-- START OF Data in this exercise --
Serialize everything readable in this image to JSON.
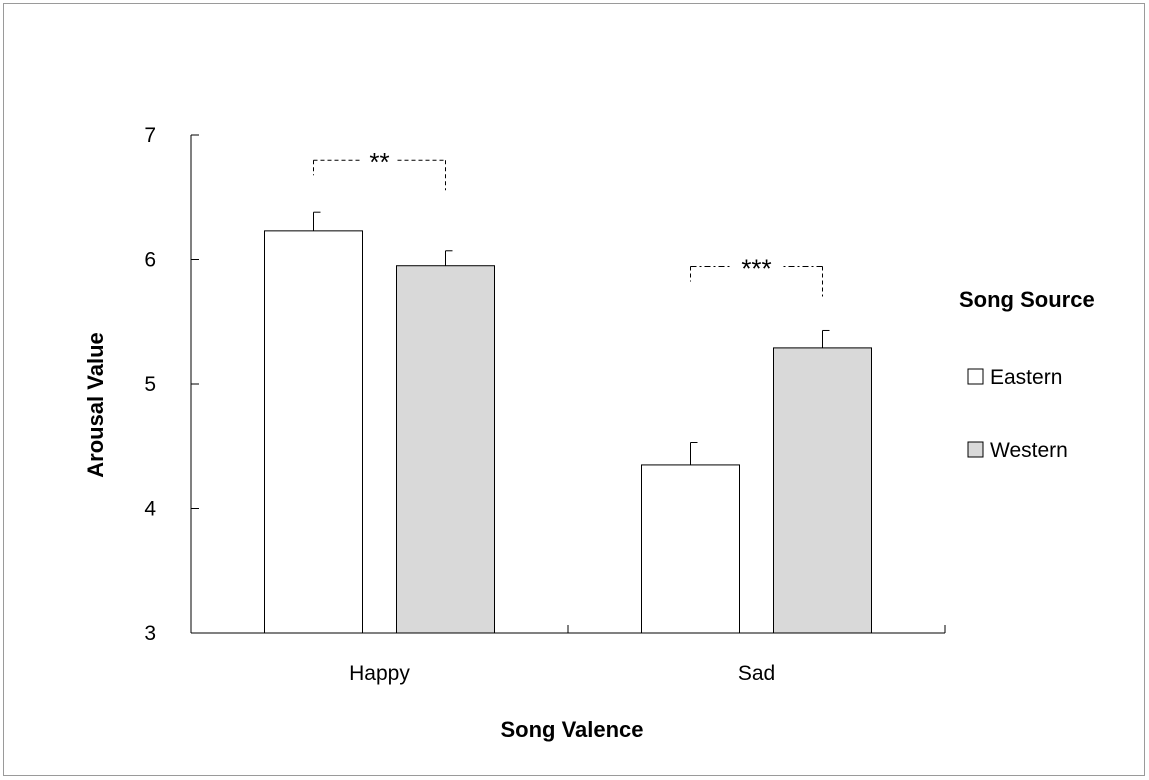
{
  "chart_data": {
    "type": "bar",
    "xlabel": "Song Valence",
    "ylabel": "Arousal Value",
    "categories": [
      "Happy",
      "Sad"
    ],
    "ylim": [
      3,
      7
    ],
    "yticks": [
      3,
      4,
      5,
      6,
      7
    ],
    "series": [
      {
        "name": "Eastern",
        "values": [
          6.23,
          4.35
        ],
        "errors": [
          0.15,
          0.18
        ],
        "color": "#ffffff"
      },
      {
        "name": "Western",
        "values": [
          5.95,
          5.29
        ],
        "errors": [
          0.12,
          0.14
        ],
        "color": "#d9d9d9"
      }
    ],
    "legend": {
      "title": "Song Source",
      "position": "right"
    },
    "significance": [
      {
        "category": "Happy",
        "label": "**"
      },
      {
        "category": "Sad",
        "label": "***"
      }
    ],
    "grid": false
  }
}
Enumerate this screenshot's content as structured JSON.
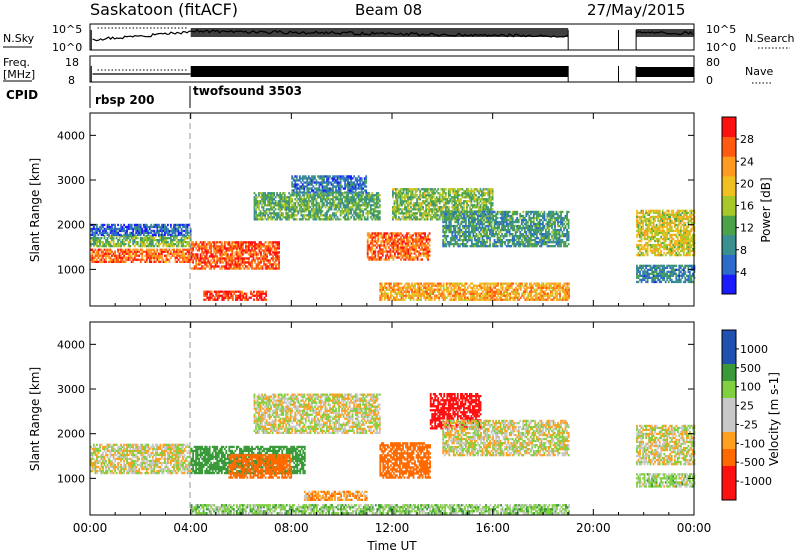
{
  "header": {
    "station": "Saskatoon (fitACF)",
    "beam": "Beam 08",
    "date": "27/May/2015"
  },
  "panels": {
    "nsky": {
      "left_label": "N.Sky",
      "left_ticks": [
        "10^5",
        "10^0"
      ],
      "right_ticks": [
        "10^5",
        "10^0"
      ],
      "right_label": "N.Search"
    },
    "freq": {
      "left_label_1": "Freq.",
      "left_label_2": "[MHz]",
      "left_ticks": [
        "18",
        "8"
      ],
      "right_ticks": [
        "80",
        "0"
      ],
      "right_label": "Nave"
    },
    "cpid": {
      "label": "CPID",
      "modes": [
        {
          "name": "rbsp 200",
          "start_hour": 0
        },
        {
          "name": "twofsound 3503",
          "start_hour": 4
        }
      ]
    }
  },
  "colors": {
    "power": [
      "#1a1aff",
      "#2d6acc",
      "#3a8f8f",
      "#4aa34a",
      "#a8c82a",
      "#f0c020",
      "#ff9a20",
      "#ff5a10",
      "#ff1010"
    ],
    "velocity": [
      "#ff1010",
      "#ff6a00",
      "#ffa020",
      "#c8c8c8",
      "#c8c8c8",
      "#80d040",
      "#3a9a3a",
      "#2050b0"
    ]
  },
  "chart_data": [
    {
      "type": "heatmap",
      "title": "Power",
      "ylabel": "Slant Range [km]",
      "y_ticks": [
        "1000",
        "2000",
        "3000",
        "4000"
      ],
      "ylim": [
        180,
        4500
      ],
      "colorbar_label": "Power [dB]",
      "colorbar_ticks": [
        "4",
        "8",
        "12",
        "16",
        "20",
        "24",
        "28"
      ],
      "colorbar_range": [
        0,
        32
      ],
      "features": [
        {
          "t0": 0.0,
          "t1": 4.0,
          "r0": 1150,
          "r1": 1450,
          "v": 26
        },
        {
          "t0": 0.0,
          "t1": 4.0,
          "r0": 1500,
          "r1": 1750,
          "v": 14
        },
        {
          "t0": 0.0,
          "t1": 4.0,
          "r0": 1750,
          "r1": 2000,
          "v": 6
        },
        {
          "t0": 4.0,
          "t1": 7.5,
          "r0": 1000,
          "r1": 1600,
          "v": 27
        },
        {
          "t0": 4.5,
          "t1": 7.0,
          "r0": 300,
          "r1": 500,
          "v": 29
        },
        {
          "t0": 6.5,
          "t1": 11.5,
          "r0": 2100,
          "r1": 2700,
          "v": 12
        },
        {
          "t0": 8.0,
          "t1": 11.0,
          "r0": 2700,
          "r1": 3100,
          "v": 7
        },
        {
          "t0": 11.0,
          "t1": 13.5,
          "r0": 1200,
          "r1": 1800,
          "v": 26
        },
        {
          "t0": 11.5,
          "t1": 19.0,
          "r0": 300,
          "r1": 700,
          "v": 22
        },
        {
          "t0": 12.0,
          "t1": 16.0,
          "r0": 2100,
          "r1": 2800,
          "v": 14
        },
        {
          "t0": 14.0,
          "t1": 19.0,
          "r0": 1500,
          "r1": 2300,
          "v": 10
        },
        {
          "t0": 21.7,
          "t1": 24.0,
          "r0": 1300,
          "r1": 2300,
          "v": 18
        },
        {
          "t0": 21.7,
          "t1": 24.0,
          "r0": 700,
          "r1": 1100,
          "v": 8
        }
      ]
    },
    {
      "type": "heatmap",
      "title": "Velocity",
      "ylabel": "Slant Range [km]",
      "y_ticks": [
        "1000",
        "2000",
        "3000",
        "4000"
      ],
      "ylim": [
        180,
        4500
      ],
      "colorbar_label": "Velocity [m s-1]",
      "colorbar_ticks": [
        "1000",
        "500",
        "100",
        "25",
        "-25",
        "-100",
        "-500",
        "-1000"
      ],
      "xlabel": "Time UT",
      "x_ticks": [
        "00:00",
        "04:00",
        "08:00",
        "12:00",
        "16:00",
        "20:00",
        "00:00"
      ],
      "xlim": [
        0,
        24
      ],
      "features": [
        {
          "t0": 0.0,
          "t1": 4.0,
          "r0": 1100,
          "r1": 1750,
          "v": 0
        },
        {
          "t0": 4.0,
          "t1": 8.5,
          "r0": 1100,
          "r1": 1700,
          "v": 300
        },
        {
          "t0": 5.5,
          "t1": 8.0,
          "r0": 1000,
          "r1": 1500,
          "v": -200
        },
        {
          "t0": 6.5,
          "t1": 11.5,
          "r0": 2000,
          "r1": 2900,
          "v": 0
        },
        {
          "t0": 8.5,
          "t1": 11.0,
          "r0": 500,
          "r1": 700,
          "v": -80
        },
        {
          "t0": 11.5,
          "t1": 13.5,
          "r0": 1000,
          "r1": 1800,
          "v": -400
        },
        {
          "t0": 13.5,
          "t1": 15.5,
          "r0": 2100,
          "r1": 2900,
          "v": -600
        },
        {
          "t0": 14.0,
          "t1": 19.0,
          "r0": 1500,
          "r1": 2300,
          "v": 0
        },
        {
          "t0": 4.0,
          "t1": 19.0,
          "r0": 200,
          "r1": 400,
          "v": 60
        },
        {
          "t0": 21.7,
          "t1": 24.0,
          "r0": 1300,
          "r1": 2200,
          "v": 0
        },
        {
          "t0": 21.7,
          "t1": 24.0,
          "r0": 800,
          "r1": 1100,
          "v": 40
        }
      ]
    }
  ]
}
-- END OF Data in this exercise --
Given instruction> Omit the images and transcribe all of the records above word for word.

Finished answer>
Serialize everything readable in this image to JSON.
{
  "chart_data": {
    "type": "bar",
    "xlabel": "Song Valence",
    "ylabel": "Arousal Value",
    "categories": [
      "Happy",
      "Sad"
    ],
    "ylim": [
      3,
      7
    ],
    "yticks": [
      3,
      4,
      5,
      6,
      7
    ],
    "series": [
      {
        "name": "Eastern",
        "values": [
          6.23,
          4.35
        ],
        "errors": [
          0.15,
          0.18
        ],
        "color": "#ffffff"
      },
      {
        "name": "Western",
        "values": [
          5.95,
          5.29
        ],
        "errors": [
          0.12,
          0.14
        ],
        "color": "#d9d9d9"
      }
    ],
    "legend": {
      "title": "Song Source",
      "position": "right"
    },
    "significance": [
      {
        "category": "Happy",
        "label": "**"
      },
      {
        "category": "Sad",
        "label": "***"
      }
    ],
    "grid": false
  }
}
Enumerate this screenshot's content as structured JSON.
{
  "header": {
    "station": "Saskatoon (fitACF)",
    "beam": "Beam 08",
    "date": "27/May/2015"
  },
  "panels": {
    "nsky": {
      "left_label": "N.Sky",
      "left_ticks": [
        "10^5",
        "10^0"
      ],
      "right_ticks": [
        "10^5",
        "10^0"
      ],
      "right_label": "N.Search"
    },
    "freq": {
      "left_label_1": "Freq.",
      "left_label_2": "[MHz]",
      "left_ticks": [
        "18",
        "8"
      ],
      "right_ticks": [
        "80",
        "0"
      ],
      "right_label": "Nave"
    },
    "cpid": {
      "label": "CPID",
      "modes": [
        {
          "name": "rbsp 200",
          "start_hour": 0
        },
        {
          "name": "twofsound 3503",
          "start_hour": 4
        }
      ]
    }
  },
  "colors": {
    "power": [
      "#1a1aff",
      "#2d6acc",
      "#3a8f8f",
      "#4aa34a",
      "#a8c82a",
      "#f0c020",
      "#ff9a20",
      "#ff5a10",
      "#ff1010"
    ],
    "velocity": [
      "#ff1010",
      "#ff6a00",
      "#ffa020",
      "#c8c8c8",
      "#c8c8c8",
      "#80d040",
      "#3a9a3a",
      "#2050b0"
    ]
  },
  "chart_data": [
    {
      "type": "heatmap",
      "title": "Power",
      "ylabel": "Slant Range [km]",
      "y_ticks": [
        "1000",
        "2000",
        "3000",
        "4000"
      ],
      "ylim": [
        180,
        4500
      ],
      "colorbar_label": "Power [dB]",
      "colorbar_ticks": [
        "4",
        "8",
        "12",
        "16",
        "20",
        "24",
        "28"
      ],
      "colorbar_range": [
        0,
        32
      ],
      "features": [
        {
          "t0": 0.0,
          "t1": 4.0,
          "r0": 1150,
          "r1": 1450,
          "v": 26
        },
        {
          "t0": 0.0,
          "t1": 4.0,
          "r0": 1500,
          "r1": 1750,
          "v": 14
        },
        {
          "t0": 0.0,
          "t1": 4.0,
          "r0": 1750,
          "r1": 2000,
          "v": 6
        },
        {
          "t0": 4.0,
          "t1": 7.5,
          "r0": 1000,
          "r1": 1600,
          "v": 27
        },
        {
          "t0": 4.5,
          "t1": 7.0,
          "r0": 300,
          "r1": 500,
          "v": 29
        },
        {
          "t0": 6.5,
          "t1": 11.5,
          "r0": 2100,
          "r1": 2700,
          "v": 12
        },
        {
          "t0": 8.0,
          "t1": 11.0,
          "r0": 2700,
          "r1": 3100,
          "v": 7
        },
        {
          "t0": 11.0,
          "t1": 13.5,
          "r0": 1200,
          "r1": 1800,
          "v": 26
        },
        {
          "t0": 11.5,
          "t1": 19.0,
          "r0": 300,
          "r1": 700,
          "v": 22
        },
        {
          "t0": 12.0,
          "t1": 16.0,
          "r0": 2100,
          "r1": 2800,
          "v": 14
        },
        {
          "t0": 14.0,
          "t1": 19.0,
          "r0": 1500,
          "r1": 2300,
          "v": 10
        },
        {
          "t0": 21.7,
          "t1": 24.0,
          "r0": 1300,
          "r1": 2300,
          "v": 18
        },
        {
          "t0": 21.7,
          "t1": 24.0,
          "r0": 700,
          "r1": 1100,
          "v": 8
        }
      ]
    },
    {
      "type": "heatmap",
      "title": "Velocity",
      "ylabel": "Slant Range [km]",
      "y_ticks": [
        "1000",
        "2000",
        "3000",
        "4000"
      ],
      "ylim": [
        180,
        4500
      ],
      "colorbar_label": "Velocity [m s-1]",
      "colorbar_ticks": [
        "1000",
        "500",
        "100",
        "25",
        "-25",
        "-100",
        "-500",
        "-1000"
      ],
      "xlabel": "Time UT",
      "x_ticks": [
        "00:00",
        "04:00",
        "08:00",
        "12:00",
        "16:00",
        "20:00",
        "00:00"
      ],
      "xlim": [
        0,
        24
      ],
      "features": [
        {
          "t0": 0.0,
          "t1": 4.0,
          "r0": 1100,
          "r1": 1750,
          "v": 0
        },
        {
          "t0": 4.0,
          "t1": 8.5,
          "r0": 1100,
          "r1": 1700,
          "v": 300
        },
        {
          "t0": 5.5,
          "t1": 8.0,
          "r0": 1000,
          "r1": 1500,
          "v": -200
        },
        {
          "t0": 6.5,
          "t1": 11.5,
          "r0": 2000,
          "r1": 2900,
          "v": 0
        },
        {
          "t0": 8.5,
          "t1": 11.0,
          "r0": 500,
          "r1": 700,
          "v": -80
        },
        {
          "t0": 11.5,
          "t1": 13.5,
          "r0": 1000,
          "r1": 1800,
          "v": -400
        },
        {
          "t0": 13.5,
          "t1": 15.5,
          "r0": 2100,
          "r1": 2900,
          "v": -600
        },
        {
          "t0": 14.0,
          "t1": 19.0,
          "r0": 1500,
          "r1": 2300,
          "v": 0
        },
        {
          "t0": 4.0,
          "t1": 19.0,
          "r0": 200,
          "r1": 400,
          "v": 60
        },
        {
          "t0": 21.7,
          "t1": 24.0,
          "r0": 1300,
          "r1": 2200,
          "v": 0
        },
        {
          "t0": 21.7,
          "t1": 24.0,
          "r0": 800,
          "r1": 1100,
          "v": 40
        }
      ]
    }
  ]
}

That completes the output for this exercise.